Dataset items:

_ _ _ _ _

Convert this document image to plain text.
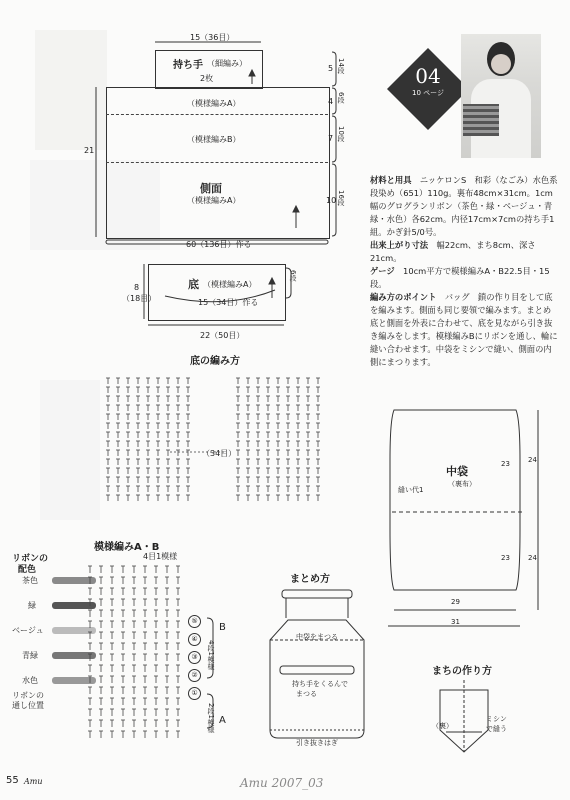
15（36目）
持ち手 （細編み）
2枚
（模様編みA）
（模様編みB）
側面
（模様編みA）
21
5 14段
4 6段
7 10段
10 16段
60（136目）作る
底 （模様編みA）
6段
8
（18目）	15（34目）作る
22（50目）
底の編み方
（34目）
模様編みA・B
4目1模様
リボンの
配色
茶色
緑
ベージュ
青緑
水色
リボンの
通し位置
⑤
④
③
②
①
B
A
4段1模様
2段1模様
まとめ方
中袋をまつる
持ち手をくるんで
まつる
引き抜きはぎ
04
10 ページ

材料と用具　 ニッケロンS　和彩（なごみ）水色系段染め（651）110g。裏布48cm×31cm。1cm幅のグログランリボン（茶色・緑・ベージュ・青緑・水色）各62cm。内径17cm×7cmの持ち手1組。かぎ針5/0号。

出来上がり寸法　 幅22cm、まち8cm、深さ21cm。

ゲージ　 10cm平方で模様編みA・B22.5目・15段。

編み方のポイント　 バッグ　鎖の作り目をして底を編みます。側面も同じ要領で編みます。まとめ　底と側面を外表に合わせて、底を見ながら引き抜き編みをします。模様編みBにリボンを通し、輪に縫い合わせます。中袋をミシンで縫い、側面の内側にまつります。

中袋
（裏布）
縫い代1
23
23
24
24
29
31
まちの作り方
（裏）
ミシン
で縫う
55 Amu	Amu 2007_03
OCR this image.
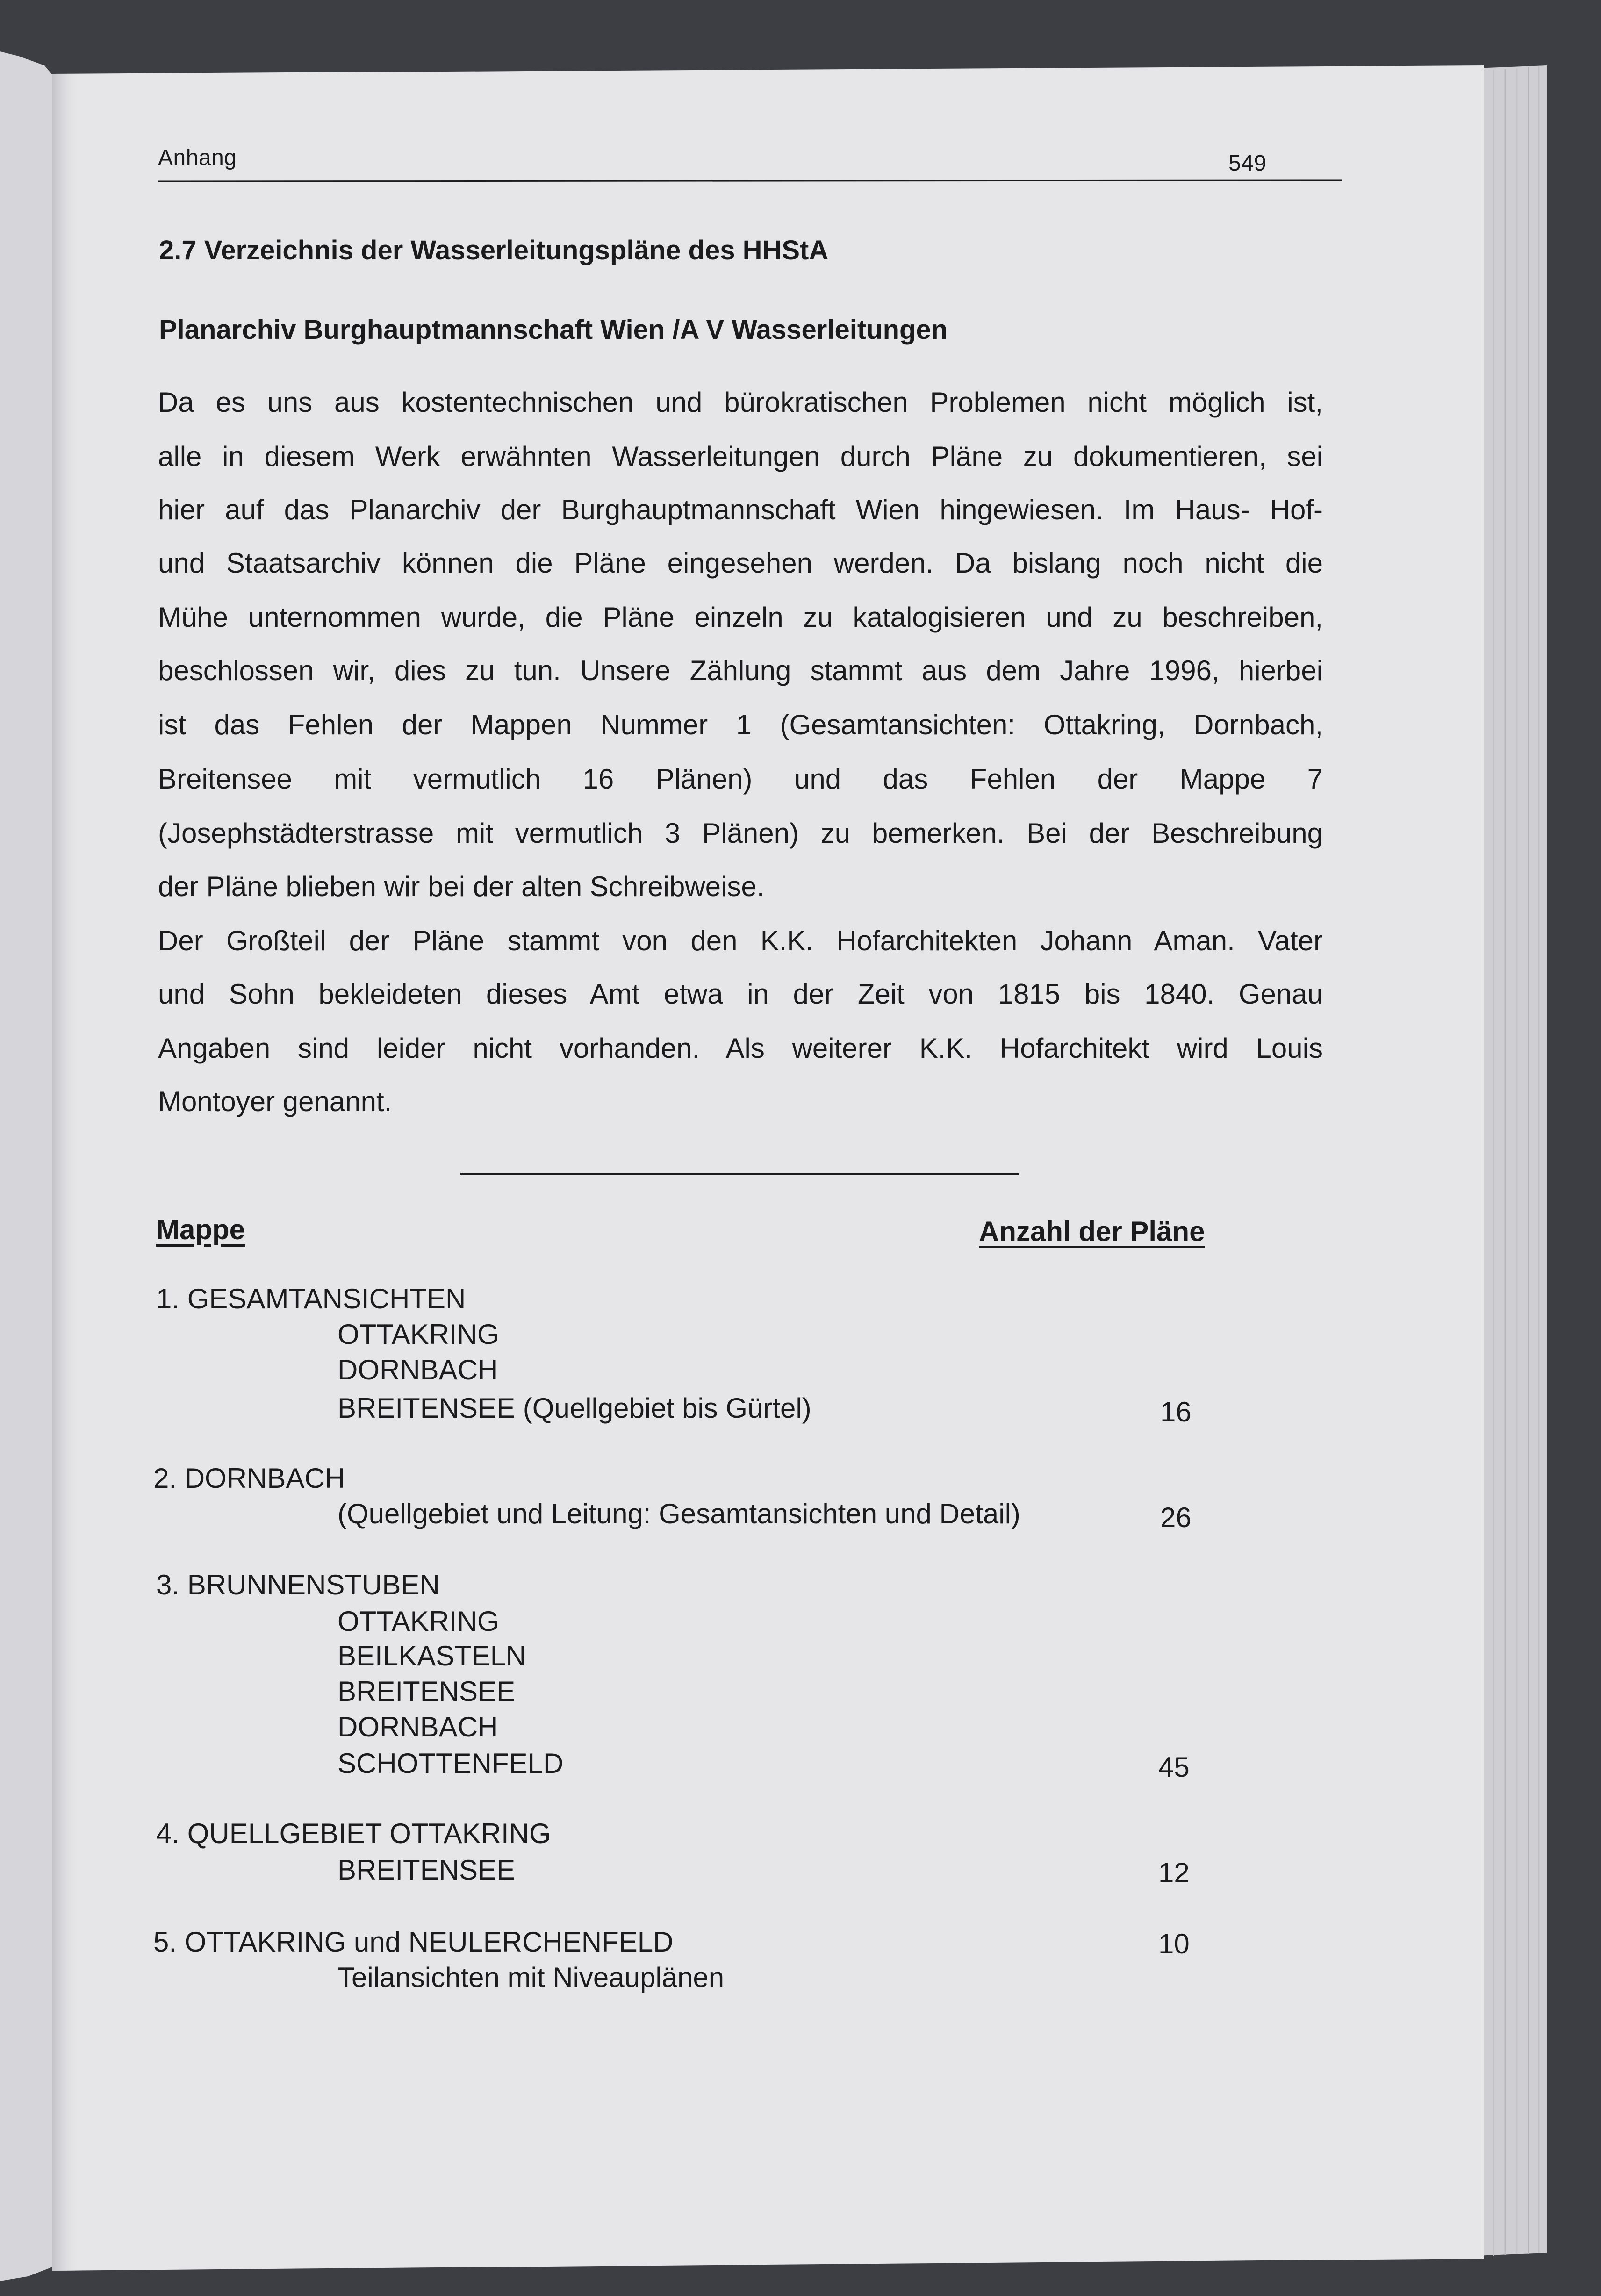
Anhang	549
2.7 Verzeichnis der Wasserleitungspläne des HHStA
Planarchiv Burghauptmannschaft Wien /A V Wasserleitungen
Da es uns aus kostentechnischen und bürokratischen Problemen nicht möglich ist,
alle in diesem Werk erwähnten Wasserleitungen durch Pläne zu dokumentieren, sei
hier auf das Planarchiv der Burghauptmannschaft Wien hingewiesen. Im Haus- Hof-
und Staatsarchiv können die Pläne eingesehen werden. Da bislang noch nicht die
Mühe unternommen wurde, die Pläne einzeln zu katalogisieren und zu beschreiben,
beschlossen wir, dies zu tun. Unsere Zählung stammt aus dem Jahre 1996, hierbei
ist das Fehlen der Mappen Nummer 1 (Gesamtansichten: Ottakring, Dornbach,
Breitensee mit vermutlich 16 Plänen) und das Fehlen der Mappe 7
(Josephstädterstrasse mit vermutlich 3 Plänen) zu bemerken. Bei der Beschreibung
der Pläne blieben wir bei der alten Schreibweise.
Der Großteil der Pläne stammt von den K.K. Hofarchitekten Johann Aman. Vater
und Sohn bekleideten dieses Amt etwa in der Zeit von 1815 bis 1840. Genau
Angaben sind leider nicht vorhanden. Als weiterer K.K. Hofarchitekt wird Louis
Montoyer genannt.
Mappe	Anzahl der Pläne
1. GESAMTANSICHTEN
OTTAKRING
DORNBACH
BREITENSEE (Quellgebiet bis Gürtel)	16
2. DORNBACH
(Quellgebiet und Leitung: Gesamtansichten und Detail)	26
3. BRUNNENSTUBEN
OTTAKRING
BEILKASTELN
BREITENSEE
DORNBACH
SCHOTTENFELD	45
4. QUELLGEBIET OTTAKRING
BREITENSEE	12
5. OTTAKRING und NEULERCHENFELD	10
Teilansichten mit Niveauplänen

_ _ _ _ _

Reproduce all the entries that precede this task, word for word, minus any pictures.

Convert this document image to plain text.
15（36目）
持ち手 （細編み）
2枚
（模様編みA）
（模様編みB）
側面
（模様編みA）
21
5 14段
4 6段
7 10段
10 16段
60（136目）作る
底 （模様編みA）
6段
8
（18目）	15（34目）作る
22（50目）
底の編み方
（34目）
模様編みA・B
4目1模様
リボンの
配色
茶色
緑
ベージュ
青緑
水色
リボンの
通し位置
⑤
④
③
②
①
B
A
4段1模様
2段1模様
まとめ方
中袋をまつる
持ち手をくるんで
まつる
引き抜きはぎ
04
10 ページ

材料と用具　 ニッケロンS　和彩（なごみ）水色系段染め（651）110g。裏布48cm×31cm。1cm幅のグログランリボン（茶色・緑・ベージュ・青緑・水色）各62cm。内径17cm×7cmの持ち手1組。かぎ針5/0号。

出来上がり寸法　 幅22cm、まち8cm、深さ21cm。

ゲージ　 10cm平方で模様編みA・B22.5目・15段。

編み方のポイント　 バッグ　鎖の作り目をして底を編みます。側面も同じ要領で編みます。まとめ　底と側面を外表に合わせて、底を見ながら引き抜き編みをします。模様編みBにリボンを通し、輪に縫い合わせます。中袋をミシンで縫い、側面の内側にまつります。

中袋
（裏布）
縫い代1
23
23
24
24
29
31
まちの作り方
（裏）
ミシン
で縫う
55 Amu	Amu 2007_03
OCR this image.
Anhang	549
2.7 Verzeichnis der Wasserleitungspläne des HHStA
Planarchiv Burghauptmannschaft Wien /A V Wasserleitungen
Da es uns aus kostentechnischen und bürokratischen Problemen nicht möglich ist,
alle in diesem Werk erwähnten Wasserleitungen durch Pläne zu dokumentieren, sei
hier auf das Planarchiv der Burghauptmannschaft Wien hingewiesen. Im Haus- Hof-
und Staatsarchiv können die Pläne eingesehen werden. Da bislang noch nicht die
Mühe unternommen wurde, die Pläne einzeln zu katalogisieren und zu beschreiben,
beschlossen wir, dies zu tun. Unsere Zählung stammt aus dem Jahre 1996, hierbei
ist das Fehlen der Mappen Nummer 1 (Gesamtansichten: Ottakring, Dornbach,
Breitensee mit vermutlich 16 Plänen) und das Fehlen der Mappe 7
(Josephstädterstrasse mit vermutlich 3 Plänen) zu bemerken. Bei der Beschreibung
der Pläne blieben wir bei der alten Schreibweise.
Der Großteil der Pläne stammt von den K.K. Hofarchitekten Johann Aman. Vater
und Sohn bekleideten dieses Amt etwa in der Zeit von 1815 bis 1840. Genau
Angaben sind leider nicht vorhanden. Als weiterer K.K. Hofarchitekt wird Louis
Montoyer genannt.
Mappe	Anzahl der Pläne
1. GESAMTANSICHTEN
OTTAKRING
DORNBACH
BREITENSEE (Quellgebiet bis Gürtel)	16
2. DORNBACH
(Quellgebiet und Leitung: Gesamtansichten und Detail)	26
3. BRUNNENSTUBEN
OTTAKRING
BEILKASTELN
BREITENSEE
DORNBACH
SCHOTTENFELD	45
4. QUELLGEBIET OTTAKRING
BREITENSEE	12
5. OTTAKRING und NEULERCHENFELD	10
Teilansichten mit Niveauplänen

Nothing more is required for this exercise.